## Start

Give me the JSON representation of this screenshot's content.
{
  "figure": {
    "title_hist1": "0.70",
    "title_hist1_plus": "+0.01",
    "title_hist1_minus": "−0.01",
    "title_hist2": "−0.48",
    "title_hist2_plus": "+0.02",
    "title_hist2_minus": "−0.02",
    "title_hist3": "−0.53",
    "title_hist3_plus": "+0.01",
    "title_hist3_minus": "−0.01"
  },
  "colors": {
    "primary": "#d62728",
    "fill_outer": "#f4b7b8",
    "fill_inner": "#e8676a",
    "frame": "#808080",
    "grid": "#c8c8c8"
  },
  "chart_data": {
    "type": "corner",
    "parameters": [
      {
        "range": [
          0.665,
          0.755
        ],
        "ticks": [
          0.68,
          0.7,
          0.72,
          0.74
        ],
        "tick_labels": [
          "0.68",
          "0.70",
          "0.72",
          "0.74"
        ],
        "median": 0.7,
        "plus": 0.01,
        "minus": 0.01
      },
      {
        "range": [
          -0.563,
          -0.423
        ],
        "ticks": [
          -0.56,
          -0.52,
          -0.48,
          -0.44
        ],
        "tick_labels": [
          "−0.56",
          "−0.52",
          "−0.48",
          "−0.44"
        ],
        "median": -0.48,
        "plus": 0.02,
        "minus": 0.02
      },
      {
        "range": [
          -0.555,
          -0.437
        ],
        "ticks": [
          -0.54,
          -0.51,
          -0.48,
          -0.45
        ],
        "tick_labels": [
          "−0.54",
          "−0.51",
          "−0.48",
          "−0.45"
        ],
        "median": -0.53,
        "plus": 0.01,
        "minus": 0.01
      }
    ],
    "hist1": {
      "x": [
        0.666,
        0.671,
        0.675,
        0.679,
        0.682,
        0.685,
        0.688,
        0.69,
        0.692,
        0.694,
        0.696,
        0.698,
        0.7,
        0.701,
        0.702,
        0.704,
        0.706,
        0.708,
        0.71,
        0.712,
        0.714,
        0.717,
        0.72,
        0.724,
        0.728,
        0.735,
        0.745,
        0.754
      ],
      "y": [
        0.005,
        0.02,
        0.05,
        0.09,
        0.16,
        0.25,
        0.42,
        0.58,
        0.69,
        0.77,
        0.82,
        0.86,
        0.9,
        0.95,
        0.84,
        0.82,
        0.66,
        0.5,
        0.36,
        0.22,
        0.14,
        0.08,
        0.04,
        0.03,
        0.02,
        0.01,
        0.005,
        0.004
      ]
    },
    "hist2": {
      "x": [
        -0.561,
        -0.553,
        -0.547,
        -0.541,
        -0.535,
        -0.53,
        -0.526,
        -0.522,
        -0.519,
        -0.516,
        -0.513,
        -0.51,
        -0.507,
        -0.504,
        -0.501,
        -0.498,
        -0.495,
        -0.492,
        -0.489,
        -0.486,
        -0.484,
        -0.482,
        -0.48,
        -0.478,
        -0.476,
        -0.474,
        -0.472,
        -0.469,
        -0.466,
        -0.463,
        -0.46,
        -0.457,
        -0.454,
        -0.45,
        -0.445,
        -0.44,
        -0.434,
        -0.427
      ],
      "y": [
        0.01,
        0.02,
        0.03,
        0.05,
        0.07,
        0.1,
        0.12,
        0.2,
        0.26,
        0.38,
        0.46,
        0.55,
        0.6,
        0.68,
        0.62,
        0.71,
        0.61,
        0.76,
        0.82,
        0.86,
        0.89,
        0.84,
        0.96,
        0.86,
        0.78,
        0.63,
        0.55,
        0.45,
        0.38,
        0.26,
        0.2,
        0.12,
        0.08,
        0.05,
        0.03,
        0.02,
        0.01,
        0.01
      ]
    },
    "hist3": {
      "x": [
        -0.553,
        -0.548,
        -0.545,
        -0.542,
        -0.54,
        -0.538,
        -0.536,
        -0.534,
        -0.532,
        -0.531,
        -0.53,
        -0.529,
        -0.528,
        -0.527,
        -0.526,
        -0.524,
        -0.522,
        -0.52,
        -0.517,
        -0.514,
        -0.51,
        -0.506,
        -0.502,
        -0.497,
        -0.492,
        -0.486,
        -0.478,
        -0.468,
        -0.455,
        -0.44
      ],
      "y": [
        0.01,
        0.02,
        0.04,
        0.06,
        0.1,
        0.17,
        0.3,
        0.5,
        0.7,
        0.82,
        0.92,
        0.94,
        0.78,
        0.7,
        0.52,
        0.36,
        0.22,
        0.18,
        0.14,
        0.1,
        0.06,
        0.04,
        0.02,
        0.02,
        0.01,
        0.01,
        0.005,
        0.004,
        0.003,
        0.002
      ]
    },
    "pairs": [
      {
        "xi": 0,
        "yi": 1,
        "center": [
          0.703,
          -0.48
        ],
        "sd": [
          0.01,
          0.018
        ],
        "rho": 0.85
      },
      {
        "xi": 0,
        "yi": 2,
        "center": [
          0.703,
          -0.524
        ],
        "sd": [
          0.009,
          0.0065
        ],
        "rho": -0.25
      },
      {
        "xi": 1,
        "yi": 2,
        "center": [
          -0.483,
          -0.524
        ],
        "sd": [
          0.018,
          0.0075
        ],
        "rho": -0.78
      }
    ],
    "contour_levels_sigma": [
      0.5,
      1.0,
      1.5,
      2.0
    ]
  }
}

## End

■ What to do
Please quote the data above in full, with no line missing.

■ Answer to this task
Give me the JSON representation of this screenshot's content.
{
  "figure": {
    "title_hist1": "0.70",
    "title_hist1_plus": "+0.01",
    "title_hist1_minus": "−0.01",
    "title_hist2": "−0.48",
    "title_hist2_plus": "+0.02",
    "title_hist2_minus": "−0.02",
    "title_hist3": "−0.53",
    "title_hist3_plus": "+0.01",
    "title_hist3_minus": "−0.01"
  },
  "colors": {
    "primary": "#d62728",
    "fill_outer": "#f4b7b8",
    "fill_inner": "#e8676a",
    "frame": "#808080",
    "grid": "#c8c8c8"
  },
  "chart_data": {
    "type": "corner",
    "parameters": [
      {
        "range": [
          0.665,
          0.755
        ],
        "ticks": [
          0.68,
          0.7,
          0.72,
          0.74
        ],
        "tick_labels": [
          "0.68",
          "0.70",
          "0.72",
          "0.74"
        ],
        "median": 0.7,
        "plus": 0.01,
        "minus": 0.01
      },
      {
        "range": [
          -0.563,
          -0.423
        ],
        "ticks": [
          -0.56,
          -0.52,
          -0.48,
          -0.44
        ],
        "tick_labels": [
          "−0.56",
          "−0.52",
          "−0.48",
          "−0.44"
        ],
        "median": -0.48,
        "plus": 0.02,
        "minus": 0.02
      },
      {
        "range": [
          -0.555,
          -0.437
        ],
        "ticks": [
          -0.54,
          -0.51,
          -0.48,
          -0.45
        ],
        "tick_labels": [
          "−0.54",
          "−0.51",
          "−0.48",
          "−0.45"
        ],
        "median": -0.53,
        "plus": 0.01,
        "minus": 0.01
      }
    ],
    "hist1": {
      "x": [
        0.666,
        0.671,
        0.675,
        0.679,
        0.682,
        0.685,
        0.688,
        0.69,
        0.692,
        0.694,
        0.696,
        0.698,
        0.7,
        0.701,
        0.702,
        0.704,
        0.706,
        0.708,
        0.71,
        0.712,
        0.714,
        0.717,
        0.72,
        0.724,
        0.728,
        0.735,
        0.745,
        0.754
      ],
      "y": [
        0.005,
        0.02,
        0.05,
        0.09,
        0.16,
        0.25,
        0.42,
        0.58,
        0.69,
        0.77,
        0.82,
        0.86,
        0.9,
        0.95,
        0.84,
        0.82,
        0.66,
        0.5,
        0.36,
        0.22,
        0.14,
        0.08,
        0.04,
        0.03,
        0.02,
        0.01,
        0.005,
        0.004
      ]
    },
    "hist2": {
      "x": [
        -0.561,
        -0.553,
        -0.547,
        -0.541,
        -0.535,
        -0.53,
        -0.526,
        -0.522,
        -0.519,
        -0.516,
        -0.513,
        -0.51,
        -0.507,
        -0.504,
        -0.501,
        -0.498,
        -0.495,
        -0.492,
        -0.489,
        -0.486,
        -0.484,
        -0.482,
        -0.48,
        -0.478,
        -0.476,
        -0.474,
        -0.472,
        -0.469,
        -0.466,
        -0.463,
        -0.46,
        -0.457,
        -0.454,
        -0.45,
        -0.445,
        -0.44,
        -0.434,
        -0.427
      ],
      "y": [
        0.01,
        0.02,
        0.03,
        0.05,
        0.07,
        0.1,
        0.12,
        0.2,
        0.26,
        0.38,
        0.46,
        0.55,
        0.6,
        0.68,
        0.62,
        0.71,
        0.61,
        0.76,
        0.82,
        0.86,
        0.89,
        0.84,
        0.96,
        0.86,
        0.78,
        0.63,
        0.55,
        0.45,
        0.38,
        0.26,
        0.2,
        0.12,
        0.08,
        0.05,
        0.03,
        0.02,
        0.01,
        0.01
      ]
    },
    "hist3": {
      "x": [
        -0.553,
        -0.548,
        -0.545,
        -0.542,
        -0.54,
        -0.538,
        -0.536,
        -0.534,
        -0.532,
        -0.531,
        -0.53,
        -0.529,
        -0.528,
        -0.527,
        -0.526,
        -0.524,
        -0.522,
        -0.52,
        -0.517,
        -0.514,
        -0.51,
        -0.506,
        -0.502,
        -0.497,
        -0.492,
        -0.486,
        -0.478,
        -0.468,
        -0.455,
        -0.44
      ],
      "y": [
        0.01,
        0.02,
        0.04,
        0.06,
        0.1,
        0.17,
        0.3,
        0.5,
        0.7,
        0.82,
        0.92,
        0.94,
        0.78,
        0.7,
        0.52,
        0.36,
        0.22,
        0.18,
        0.14,
        0.1,
        0.06,
        0.04,
        0.02,
        0.02,
        0.01,
        0.01,
        0.005,
        0.004,
        0.003,
        0.002
      ]
    },
    "pairs": [
      {
        "xi": 0,
        "yi": 1,
        "center": [
          0.703,
          -0.48
        ],
        "sd": [
          0.01,
          0.018
        ],
        "rho": 0.85
      },
      {
        "xi": 0,
        "yi": 2,
        "center": [
          0.703,
          -0.524
        ],
        "sd": [
          0.009,
          0.0065
        ],
        "rho": -0.25
      },
      {
        "xi": 1,
        "yi": 2,
        "center": [
          -0.483,
          -0.524
        ],
        "sd": [
          0.018,
          0.0075
        ],
        "rho": -0.78
      }
    ],
    "contour_levels_sigma": [
      0.5,
      1.0,
      1.5,
      2.0
    ]
  }
}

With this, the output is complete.